_VORLIEGENDER TEXT_
Ich laufe durch eine Ansammlung von Nadelgehölzen und kann mich an dem Grün gar nicht sattsehen.
Plötzlich bricht auch noch die Sonne durch die Bäume und der Himmel über mir wirkt mit einem Mal weit wie ein Meer ohne Horizont.

Ein zweiter Brunnen.
Dieser hier heißt Frankenbrunnen und geht auf eine Quelle zurück, die bereits im 16. Jahrhundert als „Franckenborn“ bekannt gewesen ist.
Ein paar Schritte weiter gelange ich auf eine richtig breite Waldschneise und kurze Zeit später kann ich den Blick endlich mal ein wenig in die Ferne schweifen lassen.
Auf dem gegenüberliegenden Hügel entdecke ich die Häuser eines Dorfes, zweifellos Münchwies.
Der Pfad führt aber erst einmal wieder in den Wald, zunächst in eine karge Dunkelheit hinein, dann in eine umso hellere Senke hinab.

_DATENZEILEN_
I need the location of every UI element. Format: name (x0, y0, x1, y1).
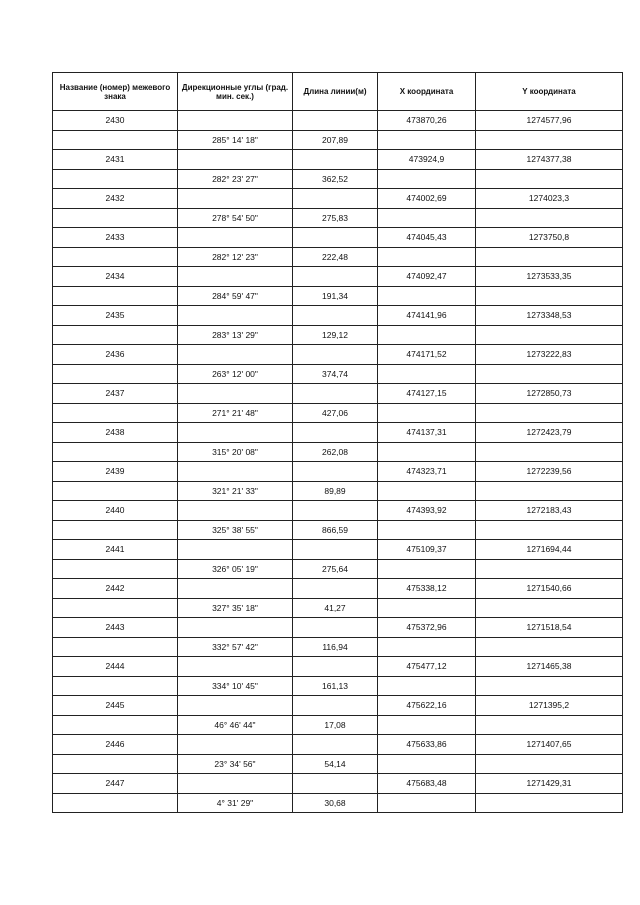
empty-x-cell (378, 130, 476, 150)
y-coordinate-cell: 1272850,73 (476, 384, 623, 404)
empty-y-cell (476, 364, 623, 384)
x-coordinate-cell: 474092,47 (378, 267, 476, 287)
empty-angle-cell (178, 657, 293, 677)
point-name-cell: 2444 (53, 657, 178, 677)
empty-x-cell (378, 676, 476, 696)
line-length-cell: 222,48 (293, 247, 378, 267)
x-coordinate-cell: 475109,37 (378, 540, 476, 560)
empty-x-cell (378, 559, 476, 579)
table-row-segment (53, 481, 623, 501)
empty-y-cell (476, 754, 623, 774)
empty-name-cell (53, 364, 178, 384)
empty-angle-cell (178, 540, 293, 560)
empty-y-cell (476, 247, 623, 267)
empty-name-cell (53, 559, 178, 579)
direction-angle-cell: 332° 57' 42" (178, 637, 293, 657)
empty-x-cell (378, 793, 476, 813)
direction-angle-cell: 46° 46' 44" (178, 715, 293, 735)
empty-angle-cell (178, 735, 293, 755)
y-coordinate-cell: 1273533,35 (476, 267, 623, 287)
y-coordinate-cell: 1272239,56 (476, 462, 623, 482)
x-coordinate-cell: 474393,92 (378, 501, 476, 521)
table-row-point (53, 735, 623, 755)
x-coordinate-cell: 475683,48 (378, 774, 476, 794)
point-name-cell: 2446 (53, 735, 178, 755)
table-row-segment (53, 325, 623, 345)
empty-length-cell (293, 228, 378, 248)
point-name-cell: 2433 (53, 228, 178, 248)
empty-length-cell (293, 111, 378, 131)
line-length-cell: 41,27 (293, 598, 378, 618)
empty-length-cell (293, 345, 378, 365)
empty-y-cell (476, 715, 623, 735)
empty-name-cell (53, 676, 178, 696)
direction-angle-cell: 283° 13' 29" (178, 325, 293, 345)
table-row-segment (53, 403, 623, 423)
empty-length-cell (293, 267, 378, 287)
direction-angle-cell: 23° 34' 56" (178, 754, 293, 774)
table-row-segment (53, 676, 623, 696)
empty-y-cell (476, 442, 623, 462)
line-length-cell: 427,06 (293, 403, 378, 423)
line-length-cell: 30,68 (293, 793, 378, 813)
x-coordinate-cell: 474137,31 (378, 423, 476, 443)
empty-y-cell (476, 598, 623, 618)
y-coordinate-cell: 1271540,66 (476, 579, 623, 599)
table-row-point (53, 657, 623, 677)
empty-name-cell (53, 325, 178, 345)
empty-y-cell (476, 481, 623, 501)
line-length-cell: 275,64 (293, 559, 378, 579)
empty-length-cell (293, 189, 378, 209)
empty-x-cell (378, 715, 476, 735)
direction-angle-cell: 284° 59' 47" (178, 286, 293, 306)
line-length-cell: 89,89 (293, 481, 378, 501)
empty-name-cell (53, 208, 178, 228)
direction-angle-cell: 282° 23' 27" (178, 169, 293, 189)
empty-x-cell (378, 481, 476, 501)
empty-x-cell (378, 754, 476, 774)
x-coordinate-cell: 473870,26 (378, 111, 476, 131)
point-name-cell: 2435 (53, 306, 178, 326)
empty-x-cell (378, 247, 476, 267)
table-row-point (53, 579, 623, 599)
x-coordinate-cell: 474045,43 (378, 228, 476, 248)
point-name-cell: 2442 (53, 579, 178, 599)
x-coordinate-cell: 474002,69 (378, 189, 476, 209)
empty-x-cell (378, 637, 476, 657)
point-name-cell: 2443 (53, 618, 178, 638)
x-coordinate-cell: 474323,71 (378, 462, 476, 482)
empty-angle-cell (178, 423, 293, 443)
empty-angle-cell (178, 579, 293, 599)
table-row-segment (53, 130, 623, 150)
empty-name-cell (53, 481, 178, 501)
x-coordinate-cell: 475372,96 (378, 618, 476, 638)
direction-angle-cell: 325° 38' 55" (178, 520, 293, 540)
direction-angle-cell: 285° 14' 18" (178, 130, 293, 150)
empty-y-cell (476, 676, 623, 696)
empty-name-cell (53, 754, 178, 774)
empty-name-cell (53, 286, 178, 306)
point-name-cell: 2441 (53, 540, 178, 560)
point-name-cell: 2438 (53, 423, 178, 443)
direction-angle-cell: 4° 31' 29" (178, 793, 293, 813)
table-row-point (53, 267, 623, 287)
empty-x-cell (378, 442, 476, 462)
empty-name-cell (53, 715, 178, 735)
point-name-cell: 2447 (53, 774, 178, 794)
header-line-length: Длина линии(м) (293, 73, 378, 111)
table-row-point (53, 501, 623, 521)
x-coordinate-cell: 475477,12 (378, 657, 476, 677)
empty-length-cell (293, 618, 378, 638)
empty-length-cell (293, 735, 378, 755)
y-coordinate-cell: 1271407,65 (476, 735, 623, 755)
line-length-cell: 207,89 (293, 130, 378, 150)
empty-angle-cell (178, 696, 293, 716)
x-coordinate-cell: 475622,16 (378, 696, 476, 716)
empty-x-cell (378, 598, 476, 618)
empty-angle-cell (178, 774, 293, 794)
empty-name-cell (53, 793, 178, 813)
point-name-cell: 2439 (53, 462, 178, 482)
table-row-point (53, 384, 623, 404)
y-coordinate-cell: 1271395,2 (476, 696, 623, 716)
empty-angle-cell (178, 111, 293, 131)
empty-angle-cell (178, 150, 293, 170)
empty-name-cell (53, 442, 178, 462)
table-row-segment (53, 364, 623, 384)
empty-x-cell (378, 364, 476, 384)
y-coordinate-cell: 1271694,44 (476, 540, 623, 560)
empty-y-cell (476, 520, 623, 540)
table-row-point (53, 189, 623, 209)
line-length-cell: 374,74 (293, 364, 378, 384)
point-name-cell: 2436 (53, 345, 178, 365)
empty-y-cell (476, 793, 623, 813)
empty-y-cell (476, 208, 623, 228)
x-coordinate-cell: 475633,86 (378, 735, 476, 755)
x-coordinate-cell: 474127,15 (378, 384, 476, 404)
line-length-cell: 362,52 (293, 169, 378, 189)
table-row-point (53, 540, 623, 560)
x-coordinate-cell: 473924,9 (378, 150, 476, 170)
line-length-cell: 129,12 (293, 325, 378, 345)
table-row-point (53, 345, 623, 365)
empty-length-cell (293, 657, 378, 677)
empty-angle-cell (178, 501, 293, 521)
table-row-segment (53, 169, 623, 189)
line-length-cell: 54,14 (293, 754, 378, 774)
empty-length-cell (293, 501, 378, 521)
y-coordinate-cell: 1272423,79 (476, 423, 623, 443)
table-header-row (53, 73, 623, 111)
y-coordinate-cell: 1273222,83 (476, 345, 623, 365)
empty-length-cell (293, 150, 378, 170)
empty-x-cell (378, 325, 476, 345)
y-coordinate-cell: 1272183,43 (476, 501, 623, 521)
table-row-point (53, 423, 623, 443)
empty-length-cell (293, 540, 378, 560)
table-row-point (53, 150, 623, 170)
point-name-cell: 2434 (53, 267, 178, 287)
empty-y-cell (476, 286, 623, 306)
empty-length-cell (293, 384, 378, 404)
y-coordinate-cell: 1271429,31 (476, 774, 623, 794)
y-coordinate-cell: 1274577,96 (476, 111, 623, 131)
point-name-cell: 2445 (53, 696, 178, 716)
line-length-cell: 17,08 (293, 715, 378, 735)
header-direction-angle: Дирекционные углы (град. мин. сек.) (178, 73, 293, 111)
empty-x-cell (378, 169, 476, 189)
table-row-point (53, 696, 623, 716)
empty-y-cell (476, 325, 623, 345)
table-row-segment (53, 208, 623, 228)
empty-length-cell (293, 774, 378, 794)
empty-y-cell (476, 130, 623, 150)
empty-length-cell (293, 306, 378, 326)
direction-angle-cell: 326° 05' 19" (178, 559, 293, 579)
x-coordinate-cell: 475338,12 (378, 579, 476, 599)
table-row-segment (53, 793, 623, 813)
direction-angle-cell: 282° 12' 23" (178, 247, 293, 267)
empty-angle-cell (178, 462, 293, 482)
point-name-cell: 2431 (53, 150, 178, 170)
line-length-cell: 275,83 (293, 208, 378, 228)
empty-x-cell (378, 286, 476, 306)
table-row-segment (53, 286, 623, 306)
empty-x-cell (378, 403, 476, 423)
direction-angle-cell: 321° 21' 33" (178, 481, 293, 501)
empty-y-cell (476, 169, 623, 189)
empty-angle-cell (178, 306, 293, 326)
empty-name-cell (53, 130, 178, 150)
empty-y-cell (476, 559, 623, 579)
table-row-point (53, 111, 623, 131)
empty-angle-cell (178, 189, 293, 209)
y-coordinate-cell: 1271518,54 (476, 618, 623, 638)
table-row-segment (53, 598, 623, 618)
table-row-segment (53, 520, 623, 540)
direction-angle-cell: 315° 20' 08" (178, 442, 293, 462)
direction-angle-cell: 327° 35' 18" (178, 598, 293, 618)
empty-name-cell (53, 403, 178, 423)
direction-angle-cell: 278° 54' 50" (178, 208, 293, 228)
empty-name-cell (53, 598, 178, 618)
table-row-segment (53, 247, 623, 267)
empty-name-cell (53, 520, 178, 540)
header-x-coordinate: X координата (378, 73, 476, 111)
empty-name-cell (53, 637, 178, 657)
direction-angle-cell: 263° 12' 00" (178, 364, 293, 384)
point-name-cell: 2440 (53, 501, 178, 521)
direction-angle-cell: 271° 21' 48" (178, 403, 293, 423)
y-coordinate-cell: 1273750,8 (476, 228, 623, 248)
table-row-point (53, 228, 623, 248)
boundary-coordinates-table (52, 72, 623, 813)
table-row-segment (53, 559, 623, 579)
empty-angle-cell (178, 384, 293, 404)
empty-length-cell (293, 423, 378, 443)
empty-y-cell (476, 637, 623, 657)
empty-angle-cell (178, 618, 293, 638)
empty-angle-cell (178, 228, 293, 248)
empty-x-cell (378, 208, 476, 228)
table-row-segment (53, 715, 623, 735)
empty-length-cell (293, 462, 378, 482)
table-row-segment (53, 754, 623, 774)
x-coordinate-cell: 474171,52 (378, 345, 476, 365)
y-coordinate-cell: 1273348,53 (476, 306, 623, 326)
empty-y-cell (476, 403, 623, 423)
line-length-cell: 191,34 (293, 286, 378, 306)
y-coordinate-cell: 1274023,3 (476, 189, 623, 209)
header-point-name: Название (номер) межевого знака (53, 73, 178, 111)
empty-angle-cell (178, 267, 293, 287)
empty-x-cell (378, 520, 476, 540)
empty-angle-cell (178, 345, 293, 365)
empty-name-cell (53, 247, 178, 267)
y-coordinate-cell: 1271465,38 (476, 657, 623, 677)
line-length-cell: 262,08 (293, 442, 378, 462)
line-length-cell: 161,13 (293, 676, 378, 696)
empty-length-cell (293, 579, 378, 599)
point-name-cell: 2432 (53, 189, 178, 209)
empty-length-cell (293, 696, 378, 716)
header-y-coordinate: Y координата (476, 73, 623, 111)
table-row-segment (53, 637, 623, 657)
empty-name-cell (53, 169, 178, 189)
table-row-point (53, 306, 623, 326)
table-row-segment (53, 442, 623, 462)
x-coordinate-cell: 474141,96 (378, 306, 476, 326)
point-name-cell: 2437 (53, 384, 178, 404)
y-coordinate-cell: 1274377,38 (476, 150, 623, 170)
table-row-point (53, 774, 623, 794)
line-length-cell: 866,59 (293, 520, 378, 540)
direction-angle-cell: 334° 10' 45" (178, 676, 293, 696)
table-body (53, 111, 623, 813)
table-row-point (53, 462, 623, 482)
table-row-point (53, 618, 623, 638)
point-name-cell: 2430 (53, 111, 178, 131)
line-length-cell: 116,94 (293, 637, 378, 657)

_ZU ERLEDIGENDE AUFGABEN_
(a) Ändere in der Wanderbeschreibung den Abschnitt, der mit den Worten „Plötzlich bricht auch“ beginnt und mit „Dorfes, zweifellos Münchwies.“ endet, indem du „Waldschneise“ durch „Lichtung“ ersetzt, und gib ihn so wieder.
(b) Worauf geht der Frankenbrunnen laut der Wanderbeschreibung zurück?
(c) Wie könnte die Wanderbeschreibung nach dem Satz über die hellere Senke weitergehen? Setze sie fort.

_LÖSUNGEN NACHEINANDER_
(a)
Plötzlich bricht auch noch die Sonne durch die Bäume und der Himmel über mir wirkt mit einem Mal weit wie ein Meer ohne Horizont.

Ein zweiter Brunnen.
Dieser hier heißt Frankenbrunnen und geht auf eine Quelle zurück, die bereits im 16. Jahrhundert als „Franckenborn“ bekannt gewesen ist.
Ein paar Schritte weiter gelange ich auf eine richtig breite Lichtung und kurze Zeit später kann ich den Blick endlich mal ein wenig in die Ferne schweifen lassen.
Auf dem gegenüberliegenden Hügel entdecke ich die Häuser eines Dorfes, zweifellos Münchwies.

(b) Er geht auf eine Quelle zurück, die bereits im 16. Jahrhundert als „Franckenborn“ bekannt war.

(c)
Als ich dann an Münchwies vorübertrotte, entdecke ich einen Wegweiser mit einer Kilometerangabe.
Die Steinberghütte – der von mir gewählte Startpunkt – ist angeblich nur 4 Kilometer von hier entfernt. Anders ausgedrückt: Ich habe auf dem Brunnenpfad erst vier Kilometer zurückgelegt.

Eine Weile zerbreche ich mir nun abwechselnd über zwei Dinge den Kopf.
Erstens: Kann es sein, dass das langsame Gehen zu Beginn mein Zeitempfinden und vor allem meine Einschätzung von Wegstrecken völlig durcheinandergebracht hat?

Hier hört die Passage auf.